> **STATED EXERCISE**
Check each line of the records below and collect those holding "偿还债务支付的现金".

> **EXCERPTED DATA**

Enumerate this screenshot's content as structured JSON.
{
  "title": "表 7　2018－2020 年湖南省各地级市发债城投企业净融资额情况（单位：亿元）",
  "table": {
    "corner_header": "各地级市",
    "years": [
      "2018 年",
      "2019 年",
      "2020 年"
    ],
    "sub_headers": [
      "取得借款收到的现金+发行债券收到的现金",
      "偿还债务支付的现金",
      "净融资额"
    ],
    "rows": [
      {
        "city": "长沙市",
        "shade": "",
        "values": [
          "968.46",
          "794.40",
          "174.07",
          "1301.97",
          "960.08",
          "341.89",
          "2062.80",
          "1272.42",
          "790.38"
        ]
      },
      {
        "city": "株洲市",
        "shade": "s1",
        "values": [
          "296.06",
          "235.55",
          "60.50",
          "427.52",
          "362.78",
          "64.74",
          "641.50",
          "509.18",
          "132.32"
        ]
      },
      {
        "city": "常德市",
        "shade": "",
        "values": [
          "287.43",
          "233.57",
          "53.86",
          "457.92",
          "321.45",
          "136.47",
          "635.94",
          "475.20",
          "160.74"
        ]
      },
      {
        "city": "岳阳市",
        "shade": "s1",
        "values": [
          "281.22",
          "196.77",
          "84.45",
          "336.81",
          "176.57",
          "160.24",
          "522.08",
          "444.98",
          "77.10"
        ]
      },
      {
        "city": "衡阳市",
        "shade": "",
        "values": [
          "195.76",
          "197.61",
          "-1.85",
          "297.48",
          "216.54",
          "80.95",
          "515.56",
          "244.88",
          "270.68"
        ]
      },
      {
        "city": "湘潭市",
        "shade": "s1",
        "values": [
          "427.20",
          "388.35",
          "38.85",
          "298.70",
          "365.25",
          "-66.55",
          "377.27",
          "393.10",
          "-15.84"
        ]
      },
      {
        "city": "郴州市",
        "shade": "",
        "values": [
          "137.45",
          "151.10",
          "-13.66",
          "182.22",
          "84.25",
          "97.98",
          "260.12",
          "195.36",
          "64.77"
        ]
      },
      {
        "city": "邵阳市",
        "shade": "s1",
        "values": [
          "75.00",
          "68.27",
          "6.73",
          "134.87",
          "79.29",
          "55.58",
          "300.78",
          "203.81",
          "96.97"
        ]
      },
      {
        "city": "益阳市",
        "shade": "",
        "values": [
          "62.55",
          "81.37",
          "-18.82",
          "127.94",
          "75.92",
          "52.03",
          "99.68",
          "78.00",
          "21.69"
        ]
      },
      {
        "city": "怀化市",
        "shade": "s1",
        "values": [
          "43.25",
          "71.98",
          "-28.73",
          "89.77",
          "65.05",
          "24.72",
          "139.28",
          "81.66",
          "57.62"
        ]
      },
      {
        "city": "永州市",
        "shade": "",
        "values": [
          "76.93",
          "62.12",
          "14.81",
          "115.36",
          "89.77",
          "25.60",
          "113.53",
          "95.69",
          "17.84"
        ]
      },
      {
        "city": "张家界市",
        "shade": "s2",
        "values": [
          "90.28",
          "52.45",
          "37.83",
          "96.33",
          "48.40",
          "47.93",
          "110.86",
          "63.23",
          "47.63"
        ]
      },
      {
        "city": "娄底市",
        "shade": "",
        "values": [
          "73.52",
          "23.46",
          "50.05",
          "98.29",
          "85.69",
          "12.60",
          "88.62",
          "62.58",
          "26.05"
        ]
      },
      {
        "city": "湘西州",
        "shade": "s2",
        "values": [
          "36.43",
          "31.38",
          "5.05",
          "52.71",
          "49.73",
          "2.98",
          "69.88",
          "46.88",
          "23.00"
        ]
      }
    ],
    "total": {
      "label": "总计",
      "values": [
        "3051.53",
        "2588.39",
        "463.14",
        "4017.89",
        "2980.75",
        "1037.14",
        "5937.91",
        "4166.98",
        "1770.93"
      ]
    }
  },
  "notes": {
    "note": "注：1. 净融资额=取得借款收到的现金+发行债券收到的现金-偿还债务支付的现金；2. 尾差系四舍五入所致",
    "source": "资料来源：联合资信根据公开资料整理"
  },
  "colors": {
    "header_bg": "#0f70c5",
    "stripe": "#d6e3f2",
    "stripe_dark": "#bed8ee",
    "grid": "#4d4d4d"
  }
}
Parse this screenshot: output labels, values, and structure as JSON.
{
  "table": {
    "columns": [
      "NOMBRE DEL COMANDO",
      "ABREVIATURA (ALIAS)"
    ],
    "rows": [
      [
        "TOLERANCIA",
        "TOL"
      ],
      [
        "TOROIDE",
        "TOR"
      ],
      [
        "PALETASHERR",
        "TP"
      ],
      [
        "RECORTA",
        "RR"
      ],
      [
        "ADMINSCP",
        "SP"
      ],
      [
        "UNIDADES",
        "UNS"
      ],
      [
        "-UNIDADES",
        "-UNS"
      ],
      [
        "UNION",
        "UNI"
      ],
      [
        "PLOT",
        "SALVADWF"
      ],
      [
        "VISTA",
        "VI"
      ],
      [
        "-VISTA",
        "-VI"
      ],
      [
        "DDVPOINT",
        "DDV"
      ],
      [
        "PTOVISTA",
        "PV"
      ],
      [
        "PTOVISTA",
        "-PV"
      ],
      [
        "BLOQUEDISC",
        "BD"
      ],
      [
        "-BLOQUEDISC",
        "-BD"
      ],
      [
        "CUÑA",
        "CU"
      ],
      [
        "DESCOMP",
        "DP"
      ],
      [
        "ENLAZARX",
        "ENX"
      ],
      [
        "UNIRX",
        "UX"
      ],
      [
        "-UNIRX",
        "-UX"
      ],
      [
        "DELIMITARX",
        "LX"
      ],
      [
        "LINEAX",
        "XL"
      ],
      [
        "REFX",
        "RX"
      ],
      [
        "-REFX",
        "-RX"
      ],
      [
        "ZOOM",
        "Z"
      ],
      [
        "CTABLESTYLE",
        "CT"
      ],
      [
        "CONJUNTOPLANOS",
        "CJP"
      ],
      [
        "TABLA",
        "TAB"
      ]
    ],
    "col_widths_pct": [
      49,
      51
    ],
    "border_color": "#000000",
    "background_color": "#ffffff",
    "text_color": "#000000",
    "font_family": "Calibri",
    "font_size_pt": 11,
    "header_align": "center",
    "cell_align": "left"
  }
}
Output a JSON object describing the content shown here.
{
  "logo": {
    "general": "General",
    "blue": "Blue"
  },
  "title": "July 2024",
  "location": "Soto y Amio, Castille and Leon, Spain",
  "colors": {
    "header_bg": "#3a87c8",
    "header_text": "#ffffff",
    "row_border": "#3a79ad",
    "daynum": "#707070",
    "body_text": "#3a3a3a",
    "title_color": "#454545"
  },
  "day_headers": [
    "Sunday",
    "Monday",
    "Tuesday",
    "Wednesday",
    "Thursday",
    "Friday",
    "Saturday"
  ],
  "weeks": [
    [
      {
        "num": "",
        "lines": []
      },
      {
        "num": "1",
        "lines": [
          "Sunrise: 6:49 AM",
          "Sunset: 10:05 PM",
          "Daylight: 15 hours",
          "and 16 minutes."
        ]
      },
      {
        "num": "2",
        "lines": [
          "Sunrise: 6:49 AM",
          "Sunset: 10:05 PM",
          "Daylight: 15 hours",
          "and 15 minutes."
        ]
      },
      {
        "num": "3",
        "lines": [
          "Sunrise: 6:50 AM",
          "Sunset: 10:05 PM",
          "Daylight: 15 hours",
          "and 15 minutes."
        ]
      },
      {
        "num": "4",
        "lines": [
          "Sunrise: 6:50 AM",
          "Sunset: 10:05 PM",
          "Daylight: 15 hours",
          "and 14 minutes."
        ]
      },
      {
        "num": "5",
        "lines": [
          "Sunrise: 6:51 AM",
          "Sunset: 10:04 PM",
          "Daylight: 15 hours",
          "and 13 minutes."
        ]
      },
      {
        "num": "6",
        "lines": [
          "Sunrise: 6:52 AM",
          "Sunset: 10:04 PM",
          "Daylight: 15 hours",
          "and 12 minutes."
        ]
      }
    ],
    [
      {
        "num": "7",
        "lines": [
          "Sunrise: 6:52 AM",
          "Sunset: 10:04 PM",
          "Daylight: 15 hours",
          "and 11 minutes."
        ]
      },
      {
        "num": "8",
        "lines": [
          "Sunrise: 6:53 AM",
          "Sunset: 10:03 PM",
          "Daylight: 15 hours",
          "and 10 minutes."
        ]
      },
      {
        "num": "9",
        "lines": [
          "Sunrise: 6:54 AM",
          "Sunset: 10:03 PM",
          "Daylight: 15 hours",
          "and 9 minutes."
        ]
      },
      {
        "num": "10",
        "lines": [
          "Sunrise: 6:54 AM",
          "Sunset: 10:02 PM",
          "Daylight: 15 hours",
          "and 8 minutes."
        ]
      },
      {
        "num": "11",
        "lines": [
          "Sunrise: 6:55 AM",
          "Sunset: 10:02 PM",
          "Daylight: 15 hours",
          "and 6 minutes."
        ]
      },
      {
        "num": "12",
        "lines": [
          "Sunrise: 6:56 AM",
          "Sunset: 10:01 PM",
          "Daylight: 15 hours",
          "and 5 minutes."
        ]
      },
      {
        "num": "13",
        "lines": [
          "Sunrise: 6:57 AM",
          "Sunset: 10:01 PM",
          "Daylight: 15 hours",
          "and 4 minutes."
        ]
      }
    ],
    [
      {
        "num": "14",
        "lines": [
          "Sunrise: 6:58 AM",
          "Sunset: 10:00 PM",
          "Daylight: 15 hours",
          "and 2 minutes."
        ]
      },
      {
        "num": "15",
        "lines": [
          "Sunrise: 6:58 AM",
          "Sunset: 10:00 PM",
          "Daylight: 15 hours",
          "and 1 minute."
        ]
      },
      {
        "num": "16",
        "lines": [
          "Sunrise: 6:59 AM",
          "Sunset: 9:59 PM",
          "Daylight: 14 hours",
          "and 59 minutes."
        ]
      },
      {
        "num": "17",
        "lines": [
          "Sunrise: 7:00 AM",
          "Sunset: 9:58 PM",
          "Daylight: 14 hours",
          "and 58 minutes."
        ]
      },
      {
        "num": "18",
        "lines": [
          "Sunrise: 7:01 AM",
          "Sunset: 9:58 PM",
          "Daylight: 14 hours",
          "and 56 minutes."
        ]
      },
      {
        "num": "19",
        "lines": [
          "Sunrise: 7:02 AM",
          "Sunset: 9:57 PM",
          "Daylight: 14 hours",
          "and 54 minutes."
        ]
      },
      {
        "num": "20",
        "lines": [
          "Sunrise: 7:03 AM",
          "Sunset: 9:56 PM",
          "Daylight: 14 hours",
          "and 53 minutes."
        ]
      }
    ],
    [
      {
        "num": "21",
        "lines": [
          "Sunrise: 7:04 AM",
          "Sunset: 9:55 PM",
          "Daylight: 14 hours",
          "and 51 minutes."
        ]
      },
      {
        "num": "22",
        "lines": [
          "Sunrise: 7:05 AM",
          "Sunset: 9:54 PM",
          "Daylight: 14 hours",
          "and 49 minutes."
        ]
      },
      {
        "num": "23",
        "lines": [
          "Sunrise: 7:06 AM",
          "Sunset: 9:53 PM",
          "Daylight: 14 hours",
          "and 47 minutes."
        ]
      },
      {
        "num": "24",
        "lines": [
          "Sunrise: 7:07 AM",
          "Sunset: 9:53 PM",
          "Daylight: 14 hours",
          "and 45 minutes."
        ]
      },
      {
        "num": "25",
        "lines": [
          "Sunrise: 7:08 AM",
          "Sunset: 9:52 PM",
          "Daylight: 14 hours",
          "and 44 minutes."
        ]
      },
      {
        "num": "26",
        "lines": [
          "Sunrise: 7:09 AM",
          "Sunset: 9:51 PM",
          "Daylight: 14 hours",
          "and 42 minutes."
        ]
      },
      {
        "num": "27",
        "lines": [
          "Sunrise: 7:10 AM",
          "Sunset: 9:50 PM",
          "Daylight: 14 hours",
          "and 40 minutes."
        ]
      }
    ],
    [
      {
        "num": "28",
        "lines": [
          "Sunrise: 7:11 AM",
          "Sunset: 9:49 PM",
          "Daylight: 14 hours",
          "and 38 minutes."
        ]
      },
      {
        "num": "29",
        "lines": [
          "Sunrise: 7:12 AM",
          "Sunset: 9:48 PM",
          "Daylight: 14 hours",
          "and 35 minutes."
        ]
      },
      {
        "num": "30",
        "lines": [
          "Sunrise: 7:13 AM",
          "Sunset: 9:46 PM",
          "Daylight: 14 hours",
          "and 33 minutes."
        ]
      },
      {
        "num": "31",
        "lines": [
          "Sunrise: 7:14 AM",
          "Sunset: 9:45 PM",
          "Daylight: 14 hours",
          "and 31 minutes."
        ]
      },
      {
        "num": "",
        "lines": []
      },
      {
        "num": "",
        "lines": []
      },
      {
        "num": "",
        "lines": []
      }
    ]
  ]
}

> **TASK ANSWER**
      "偿还债务支付的现金",
    "note": "注：1. 净融资额=取得借款收到的现金+发行债券收到的现金-偿还债务支付的现金；2. 尾差系四舍五入所致",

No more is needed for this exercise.